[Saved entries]
--- begin ---

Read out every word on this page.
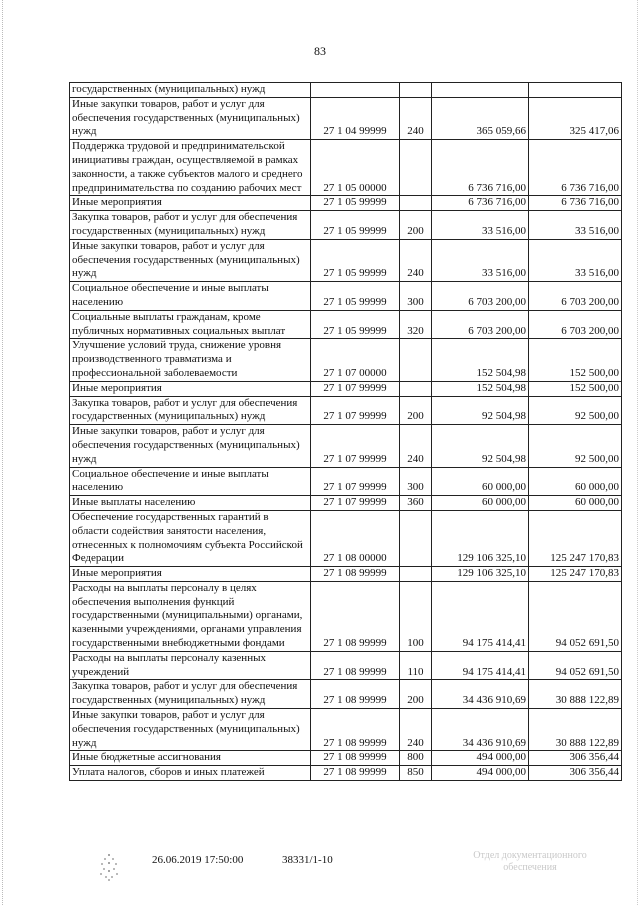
83
государственных (муниципальных) нужд				
Иные закупки товаров, работ и услуг для обеспечения государственных (муниципальных) нужд	27 1 04 99999	240	365 059,66	325 417,06
Поддержка трудовой и предпринимательской инициативы граждан, осуществляемой в рамках законности, а также субъектов малого и среднего предпринимательства по созданию рабочих мест	27 1 05 00000		6 736 716,00	6 736 716,00
Иные мероприятия	27 1 05 99999		6 736 716,00	6 736 716,00
Закупка товаров, работ и услуг для обеспечения государственных (муниципальных) нужд	27 1 05 99999	200	33 516,00	33 516,00
Иные закупки товаров, работ и услуг для обеспечения государственных (муниципальных) нужд	27 1 05 99999	240	33 516,00	33 516,00
Социальное обеспечение и иные выплаты населению	27 1 05 99999	300	6 703 200,00	6 703 200,00
Социальные выплаты гражданам, кроме публичных нормативных социальных выплат	27 1 05 99999	320	6 703 200,00	6 703 200,00
Улучшение условий труда, снижение уровня производственного травматизма и профессиональной заболеваемости	27 1 07 00000		152 504,98	152 500,00
Иные мероприятия	27 1 07 99999		152 504,98	152 500,00
Закупка товаров, работ и услуг для обеспечения государственных (муниципальных) нужд	27 1 07 99999	200	92 504,98	92 500,00
Иные закупки товаров, работ и услуг для обеспечения государственных (муниципальных) нужд	27 1 07 99999	240	92 504,98	92 500,00
Социальное обеспечение и иные выплаты населению	27 1 07 99999	300	60 000,00	60 000,00
Иные выплаты населению	27 1 07 99999	360	60 000,00	60 000,00
Обеспечение государственных гарантий в области содействия занятости населения, отнесенных к полномочиям субъекта Российской Федерации	27 1 08 00000		129 106 325,10	125 247 170,83
Иные мероприятия	27 1 08 99999		129 106 325,10	125 247 170,83
Расходы на выплаты персоналу в целях обеспечения выполнения функций государственными (муниципальными) органами, казенными учреждениями, органами управления государственными внебюджетными фондами	27 1 08 99999	100	94 175 414,41	94 052 691,50
Расходы на выплаты персоналу казенных учреждений	27 1 08 99999	110	94 175 414,41	94 052 691,50
Закупка товаров, работ и услуг для обеспечения государственных (муниципальных) нужд	27 1 08 99999	200	34 436 910,69	30 888 122,89
Иные закупки товаров, работ и услуг для обеспечения государственных (муниципальных) нужд	27 1 08 99999	240	34 436 910,69	30 888 122,89
Иные бюджетные ассигнования	27 1 08 99999	800	494 000,00	306 356,44
Уплата налогов, сборов и иных платежей	27 1 08 99999	850	494 000,00	306 356,44
26.06.2019 17:50:00	38331/1-10	Отдел документационного обеспечения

--- end ---

▶ [To be done]: Using the records above, find and show each line with the string "Закупка".

▶ [Result for this task]:
Закупка товаров, работ и услуг для обеспечения государственных (муниципальных) нужд	27 1 05 99999	200	33 516,00	33 516,00
Закупка товаров, работ и услуг для обеспечения государственных (муниципальных) нужд	27 1 07 99999	200	92 504,98	92 500,00
Закупка товаров, работ и услуг для обеспечения государственных (муниципальных) нужд	27 1 08 99999	200	34 436 910,69	30 888 122,89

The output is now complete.